[Task 1]: In the BlazingSQL bug report, list every keyword argument passed to bc.create_table in the code line.
[Task 2]: Carry the BlazingSQL bug report forward from its last line.

[Extract to read]:
┌──

BlazingDB / blazingsql

BlazingSQL is a lightweight, GPU accelerated, SQL engine for Python. Built on RAPIDS cuDF.
https://blazingsql.com
Apache License 2.0
1.93k stars 183 forks source link

[BUG] Create table with Partitioned Columns returns empty Dataframe #1384

Open mlahir1 opened 3 years ago

mlahir1 commented 3 years ago

I am running into a following issue reading partitioned data from local disk. it reads am empty data frame. it is able to resolve the file paths very fine. but drops all the data. if you can see, it is even picking up all the columns and dtypes. i have read the file with cudf.rea_orc and there is data present in this files.

>>> bc.create_table('repl_order_table','/root/repl_order/', file_format='orc', get_metadata=False,
               partitions = {'code':['ABC'], 'dt':['2020-03-01]']},
                        partitions_schema = [('code','string'),('dt','date')])

└──

[Information shown]:

┌──

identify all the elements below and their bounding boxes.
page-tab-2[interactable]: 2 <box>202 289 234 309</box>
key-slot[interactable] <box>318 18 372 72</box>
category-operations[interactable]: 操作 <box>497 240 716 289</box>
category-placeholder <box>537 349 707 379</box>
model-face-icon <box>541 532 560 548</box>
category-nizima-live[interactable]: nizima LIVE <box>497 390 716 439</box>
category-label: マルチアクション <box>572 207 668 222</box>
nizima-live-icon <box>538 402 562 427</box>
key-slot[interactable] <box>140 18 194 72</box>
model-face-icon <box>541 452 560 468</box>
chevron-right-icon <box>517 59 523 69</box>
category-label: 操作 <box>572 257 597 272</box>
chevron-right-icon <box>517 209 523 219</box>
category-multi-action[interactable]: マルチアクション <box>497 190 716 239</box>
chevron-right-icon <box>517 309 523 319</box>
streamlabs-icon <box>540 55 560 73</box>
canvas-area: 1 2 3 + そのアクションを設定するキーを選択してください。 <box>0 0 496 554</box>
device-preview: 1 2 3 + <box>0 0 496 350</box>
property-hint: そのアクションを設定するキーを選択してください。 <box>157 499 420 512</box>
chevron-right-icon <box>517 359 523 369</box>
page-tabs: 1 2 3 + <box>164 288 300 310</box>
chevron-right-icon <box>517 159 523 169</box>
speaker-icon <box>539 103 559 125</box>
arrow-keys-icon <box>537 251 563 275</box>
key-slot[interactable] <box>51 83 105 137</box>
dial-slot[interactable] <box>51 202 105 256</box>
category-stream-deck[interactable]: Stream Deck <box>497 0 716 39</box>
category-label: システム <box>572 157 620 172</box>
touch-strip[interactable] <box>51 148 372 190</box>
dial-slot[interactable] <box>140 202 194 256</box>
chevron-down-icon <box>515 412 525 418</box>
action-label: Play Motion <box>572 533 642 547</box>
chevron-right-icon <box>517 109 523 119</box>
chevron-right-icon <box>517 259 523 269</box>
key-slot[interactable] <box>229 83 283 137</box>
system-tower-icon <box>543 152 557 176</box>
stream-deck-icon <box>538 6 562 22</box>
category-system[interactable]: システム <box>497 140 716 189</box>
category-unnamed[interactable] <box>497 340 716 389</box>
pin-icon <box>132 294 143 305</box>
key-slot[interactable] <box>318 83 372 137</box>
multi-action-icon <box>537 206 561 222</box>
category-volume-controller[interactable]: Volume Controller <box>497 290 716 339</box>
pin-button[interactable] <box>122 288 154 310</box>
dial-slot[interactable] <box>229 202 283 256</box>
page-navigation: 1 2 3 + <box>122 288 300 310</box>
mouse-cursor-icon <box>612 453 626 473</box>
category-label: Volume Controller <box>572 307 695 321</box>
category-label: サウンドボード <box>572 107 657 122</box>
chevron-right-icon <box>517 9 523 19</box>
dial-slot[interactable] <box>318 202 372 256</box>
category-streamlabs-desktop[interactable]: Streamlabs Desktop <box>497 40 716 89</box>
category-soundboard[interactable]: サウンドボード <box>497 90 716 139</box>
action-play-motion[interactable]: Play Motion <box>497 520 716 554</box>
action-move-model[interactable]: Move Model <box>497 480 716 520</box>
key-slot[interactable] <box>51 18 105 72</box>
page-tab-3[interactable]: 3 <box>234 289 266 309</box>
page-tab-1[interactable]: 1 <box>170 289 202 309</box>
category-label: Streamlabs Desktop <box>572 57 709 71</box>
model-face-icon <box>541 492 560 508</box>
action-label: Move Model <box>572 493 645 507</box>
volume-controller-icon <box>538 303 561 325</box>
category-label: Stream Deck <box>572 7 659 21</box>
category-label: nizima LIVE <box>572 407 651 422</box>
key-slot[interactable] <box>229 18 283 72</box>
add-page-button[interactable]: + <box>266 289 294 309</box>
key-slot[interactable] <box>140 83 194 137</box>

└──

[Exercise output 1]: file_format, get_metadata, partitions, partitions_schema

[Exercise output 2]:
>>> bc.tables['repl_order_table'].files
[b'/root/repl_order/code=ABC/dt=2020-03-03/000219_0']
>>> bc.sql('select * from repl_order_table')
Refer image attached.
>>> bc.sql('select * from repl_order_table').compute()
Refer image attached.

image

Christian8491 commented 3 years ago

@mlahir1 I noted you used partitions = {'code':['ABC'], 'dt':['2020-03-01]']} Could you please try again using the single quote char' at the end of the date value? --> 'dt':['2020-03-01'] . So basically it would be partitions = {'code':['ABC'], 'dt':['2020-03-01']} Or is it expected this single quote'char after the ] char ?

diegodfrf commented 3 years ago

For partitions with date, the partitions_schema is pandas.Timestamp('2020-03-01') with timestamp or date because it expects date in milliseconds and not string.

Also use partitions with dask and CSV/PSV files not load data.

Without Dask it work fine, but with Dask it fails.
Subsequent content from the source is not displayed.